Problem to solve: Locate each line containing the string "subject" and copy it out.

Stored records:
_ _ _ _

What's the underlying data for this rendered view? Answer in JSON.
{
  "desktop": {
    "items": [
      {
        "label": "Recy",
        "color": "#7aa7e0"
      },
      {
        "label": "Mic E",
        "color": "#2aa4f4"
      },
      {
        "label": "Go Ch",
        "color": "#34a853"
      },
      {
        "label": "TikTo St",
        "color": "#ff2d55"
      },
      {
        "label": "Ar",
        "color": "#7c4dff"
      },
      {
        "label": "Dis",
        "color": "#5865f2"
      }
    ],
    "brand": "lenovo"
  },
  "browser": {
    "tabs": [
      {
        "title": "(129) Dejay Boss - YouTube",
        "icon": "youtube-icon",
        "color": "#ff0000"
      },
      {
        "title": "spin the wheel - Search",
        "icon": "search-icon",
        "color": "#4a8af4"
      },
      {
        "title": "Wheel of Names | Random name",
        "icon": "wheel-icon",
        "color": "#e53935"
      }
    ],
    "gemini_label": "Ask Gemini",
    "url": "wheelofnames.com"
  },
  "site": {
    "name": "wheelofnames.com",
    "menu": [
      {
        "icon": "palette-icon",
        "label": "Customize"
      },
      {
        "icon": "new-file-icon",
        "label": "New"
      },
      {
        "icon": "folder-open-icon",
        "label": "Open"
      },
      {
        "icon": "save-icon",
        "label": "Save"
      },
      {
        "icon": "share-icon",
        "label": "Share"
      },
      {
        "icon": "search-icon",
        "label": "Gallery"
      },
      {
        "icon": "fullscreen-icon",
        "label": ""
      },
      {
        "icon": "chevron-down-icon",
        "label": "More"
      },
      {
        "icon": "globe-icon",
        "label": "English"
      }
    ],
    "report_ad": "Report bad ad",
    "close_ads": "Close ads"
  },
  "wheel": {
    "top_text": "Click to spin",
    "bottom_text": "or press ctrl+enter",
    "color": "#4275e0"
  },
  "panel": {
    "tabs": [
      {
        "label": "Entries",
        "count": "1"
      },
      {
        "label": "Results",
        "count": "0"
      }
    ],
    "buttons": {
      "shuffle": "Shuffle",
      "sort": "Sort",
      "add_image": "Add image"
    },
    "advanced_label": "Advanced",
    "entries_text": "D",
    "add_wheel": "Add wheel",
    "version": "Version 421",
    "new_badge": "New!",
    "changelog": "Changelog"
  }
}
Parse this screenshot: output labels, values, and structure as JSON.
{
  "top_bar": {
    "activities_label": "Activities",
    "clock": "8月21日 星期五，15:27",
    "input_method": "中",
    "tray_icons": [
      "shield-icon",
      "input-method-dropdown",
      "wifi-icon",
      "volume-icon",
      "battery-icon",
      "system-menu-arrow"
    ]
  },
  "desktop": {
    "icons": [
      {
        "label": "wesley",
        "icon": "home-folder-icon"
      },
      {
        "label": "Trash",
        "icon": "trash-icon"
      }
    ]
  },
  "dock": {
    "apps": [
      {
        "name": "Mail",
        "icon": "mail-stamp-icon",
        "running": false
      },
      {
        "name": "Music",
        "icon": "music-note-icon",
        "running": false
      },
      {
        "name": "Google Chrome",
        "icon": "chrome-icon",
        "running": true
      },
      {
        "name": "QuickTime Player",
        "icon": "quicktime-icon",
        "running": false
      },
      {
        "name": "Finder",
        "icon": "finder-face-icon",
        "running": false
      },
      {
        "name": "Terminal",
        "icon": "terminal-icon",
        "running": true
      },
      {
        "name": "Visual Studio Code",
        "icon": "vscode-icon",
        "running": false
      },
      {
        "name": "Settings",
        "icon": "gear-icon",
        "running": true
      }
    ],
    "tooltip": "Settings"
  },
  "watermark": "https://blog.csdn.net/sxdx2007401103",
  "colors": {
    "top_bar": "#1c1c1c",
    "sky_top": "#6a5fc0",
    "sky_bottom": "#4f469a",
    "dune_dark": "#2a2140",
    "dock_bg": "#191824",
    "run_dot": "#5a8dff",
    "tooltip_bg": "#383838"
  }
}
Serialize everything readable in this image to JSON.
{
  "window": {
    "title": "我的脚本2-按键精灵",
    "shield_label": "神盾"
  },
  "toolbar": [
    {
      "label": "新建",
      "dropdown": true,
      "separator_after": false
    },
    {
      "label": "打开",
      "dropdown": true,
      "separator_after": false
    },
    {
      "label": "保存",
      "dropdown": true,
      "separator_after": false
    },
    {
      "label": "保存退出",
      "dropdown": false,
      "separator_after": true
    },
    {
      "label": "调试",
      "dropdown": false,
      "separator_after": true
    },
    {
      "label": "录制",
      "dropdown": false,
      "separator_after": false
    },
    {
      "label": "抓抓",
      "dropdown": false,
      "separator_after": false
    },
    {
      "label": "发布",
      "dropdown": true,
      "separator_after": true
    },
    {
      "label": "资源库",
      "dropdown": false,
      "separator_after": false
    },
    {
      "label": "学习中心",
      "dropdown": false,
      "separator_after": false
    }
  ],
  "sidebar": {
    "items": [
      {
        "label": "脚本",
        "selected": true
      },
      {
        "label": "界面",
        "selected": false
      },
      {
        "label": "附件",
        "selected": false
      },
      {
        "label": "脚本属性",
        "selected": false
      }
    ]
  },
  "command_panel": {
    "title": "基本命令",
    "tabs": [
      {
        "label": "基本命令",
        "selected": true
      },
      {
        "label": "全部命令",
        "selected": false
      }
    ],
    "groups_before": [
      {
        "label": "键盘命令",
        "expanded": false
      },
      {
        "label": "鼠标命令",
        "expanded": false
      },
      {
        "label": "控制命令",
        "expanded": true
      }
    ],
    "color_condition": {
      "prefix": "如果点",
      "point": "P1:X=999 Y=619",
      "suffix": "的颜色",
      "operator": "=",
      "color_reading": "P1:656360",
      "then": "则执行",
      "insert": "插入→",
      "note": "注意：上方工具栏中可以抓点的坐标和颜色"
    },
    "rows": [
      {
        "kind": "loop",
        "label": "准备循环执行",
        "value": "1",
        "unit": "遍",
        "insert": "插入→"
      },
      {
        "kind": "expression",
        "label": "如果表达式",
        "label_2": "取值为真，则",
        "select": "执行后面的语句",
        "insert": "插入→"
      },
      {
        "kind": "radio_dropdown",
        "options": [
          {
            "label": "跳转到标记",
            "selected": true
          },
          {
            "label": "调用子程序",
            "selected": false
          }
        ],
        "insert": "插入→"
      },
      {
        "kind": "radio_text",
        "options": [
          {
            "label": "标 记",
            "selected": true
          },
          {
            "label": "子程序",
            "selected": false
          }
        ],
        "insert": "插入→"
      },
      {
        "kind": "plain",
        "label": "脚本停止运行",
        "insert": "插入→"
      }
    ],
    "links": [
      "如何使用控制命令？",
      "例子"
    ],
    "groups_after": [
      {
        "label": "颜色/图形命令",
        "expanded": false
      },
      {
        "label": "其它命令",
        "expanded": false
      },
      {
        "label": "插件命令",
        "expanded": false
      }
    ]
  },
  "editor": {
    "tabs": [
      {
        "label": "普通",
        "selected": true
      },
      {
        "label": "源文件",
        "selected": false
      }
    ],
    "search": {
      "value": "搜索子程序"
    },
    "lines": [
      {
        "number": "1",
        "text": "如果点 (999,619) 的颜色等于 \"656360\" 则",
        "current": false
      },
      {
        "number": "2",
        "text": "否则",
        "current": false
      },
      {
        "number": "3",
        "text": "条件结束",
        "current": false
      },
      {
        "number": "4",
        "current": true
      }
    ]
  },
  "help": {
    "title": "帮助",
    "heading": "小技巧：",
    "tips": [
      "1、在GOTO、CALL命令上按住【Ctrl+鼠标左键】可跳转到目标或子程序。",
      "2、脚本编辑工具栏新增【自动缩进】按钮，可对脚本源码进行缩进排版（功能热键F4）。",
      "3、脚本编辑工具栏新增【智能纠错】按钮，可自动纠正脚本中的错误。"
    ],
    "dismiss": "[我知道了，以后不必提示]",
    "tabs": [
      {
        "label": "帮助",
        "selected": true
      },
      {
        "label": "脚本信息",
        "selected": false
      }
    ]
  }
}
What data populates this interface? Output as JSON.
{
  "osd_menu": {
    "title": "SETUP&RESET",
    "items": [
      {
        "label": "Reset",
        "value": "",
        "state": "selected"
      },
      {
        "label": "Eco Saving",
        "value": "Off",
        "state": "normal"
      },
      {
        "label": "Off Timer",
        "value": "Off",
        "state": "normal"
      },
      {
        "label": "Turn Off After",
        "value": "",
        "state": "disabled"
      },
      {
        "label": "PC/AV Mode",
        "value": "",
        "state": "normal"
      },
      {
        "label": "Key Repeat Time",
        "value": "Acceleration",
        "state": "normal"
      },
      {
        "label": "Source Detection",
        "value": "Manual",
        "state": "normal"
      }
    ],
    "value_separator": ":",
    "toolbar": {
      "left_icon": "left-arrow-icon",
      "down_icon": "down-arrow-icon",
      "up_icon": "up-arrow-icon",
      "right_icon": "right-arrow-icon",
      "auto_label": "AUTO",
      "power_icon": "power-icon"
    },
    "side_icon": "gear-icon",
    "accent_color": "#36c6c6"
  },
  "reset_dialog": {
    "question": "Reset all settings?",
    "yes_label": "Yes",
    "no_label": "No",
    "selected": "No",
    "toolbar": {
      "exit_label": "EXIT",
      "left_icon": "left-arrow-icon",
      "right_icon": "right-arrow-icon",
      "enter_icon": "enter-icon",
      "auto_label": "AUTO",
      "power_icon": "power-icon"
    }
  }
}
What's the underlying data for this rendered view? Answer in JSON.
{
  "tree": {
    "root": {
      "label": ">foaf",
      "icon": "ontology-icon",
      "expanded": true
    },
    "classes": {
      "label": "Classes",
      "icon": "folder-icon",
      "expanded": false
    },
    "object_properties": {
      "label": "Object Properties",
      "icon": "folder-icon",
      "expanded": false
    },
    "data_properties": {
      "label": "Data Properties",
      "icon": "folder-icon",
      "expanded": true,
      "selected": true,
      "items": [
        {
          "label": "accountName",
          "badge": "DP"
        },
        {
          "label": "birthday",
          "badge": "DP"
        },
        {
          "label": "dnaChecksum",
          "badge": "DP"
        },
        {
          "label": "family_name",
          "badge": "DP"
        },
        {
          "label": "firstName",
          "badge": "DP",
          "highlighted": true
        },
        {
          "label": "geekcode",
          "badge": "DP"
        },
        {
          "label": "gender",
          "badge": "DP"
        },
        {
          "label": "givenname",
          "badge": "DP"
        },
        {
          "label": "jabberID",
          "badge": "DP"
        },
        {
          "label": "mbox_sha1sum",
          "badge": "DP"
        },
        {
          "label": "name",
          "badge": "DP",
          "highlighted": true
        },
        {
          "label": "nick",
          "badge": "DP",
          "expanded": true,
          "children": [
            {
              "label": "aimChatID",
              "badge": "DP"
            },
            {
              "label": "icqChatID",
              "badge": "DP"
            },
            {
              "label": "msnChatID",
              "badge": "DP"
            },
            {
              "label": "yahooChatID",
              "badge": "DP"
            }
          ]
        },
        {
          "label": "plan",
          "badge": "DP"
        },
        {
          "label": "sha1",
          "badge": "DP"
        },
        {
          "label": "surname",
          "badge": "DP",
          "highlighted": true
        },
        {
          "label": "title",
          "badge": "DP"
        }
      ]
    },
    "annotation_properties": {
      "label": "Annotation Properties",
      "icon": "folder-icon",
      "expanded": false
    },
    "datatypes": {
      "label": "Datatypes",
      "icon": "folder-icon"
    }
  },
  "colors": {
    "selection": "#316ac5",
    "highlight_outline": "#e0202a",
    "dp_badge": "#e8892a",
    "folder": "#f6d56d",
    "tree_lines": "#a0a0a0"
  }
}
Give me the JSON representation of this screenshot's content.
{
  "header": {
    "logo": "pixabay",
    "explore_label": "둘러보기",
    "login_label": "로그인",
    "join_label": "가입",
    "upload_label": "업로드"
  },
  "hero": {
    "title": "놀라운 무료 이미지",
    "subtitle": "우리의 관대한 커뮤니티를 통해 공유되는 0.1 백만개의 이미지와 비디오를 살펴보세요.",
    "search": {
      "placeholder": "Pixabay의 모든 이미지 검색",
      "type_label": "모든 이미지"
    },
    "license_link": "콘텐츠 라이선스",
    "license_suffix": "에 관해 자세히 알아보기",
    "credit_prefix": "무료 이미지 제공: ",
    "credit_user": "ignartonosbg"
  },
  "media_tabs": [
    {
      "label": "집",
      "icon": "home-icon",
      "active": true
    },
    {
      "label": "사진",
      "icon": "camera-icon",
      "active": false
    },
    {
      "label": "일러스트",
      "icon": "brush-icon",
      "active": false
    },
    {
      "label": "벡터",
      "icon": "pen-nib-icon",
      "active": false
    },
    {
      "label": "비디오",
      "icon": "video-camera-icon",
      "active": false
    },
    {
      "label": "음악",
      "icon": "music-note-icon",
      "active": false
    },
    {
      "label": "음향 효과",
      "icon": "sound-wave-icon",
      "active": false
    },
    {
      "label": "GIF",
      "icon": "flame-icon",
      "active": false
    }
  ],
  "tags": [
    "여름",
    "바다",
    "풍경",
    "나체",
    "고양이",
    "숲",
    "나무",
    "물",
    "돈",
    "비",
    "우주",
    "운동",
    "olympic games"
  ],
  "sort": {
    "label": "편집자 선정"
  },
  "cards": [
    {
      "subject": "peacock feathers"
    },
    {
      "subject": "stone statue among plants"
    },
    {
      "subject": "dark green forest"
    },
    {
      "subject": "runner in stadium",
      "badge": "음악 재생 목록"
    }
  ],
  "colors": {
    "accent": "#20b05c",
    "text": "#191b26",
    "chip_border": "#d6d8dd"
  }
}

_ _ _ _

Reply to the exercise:
      "subject": "peacock feathers"
      "subject": "stone statue among plants"
      "subject": "dark green forest"
      "subject": "runner in stadium",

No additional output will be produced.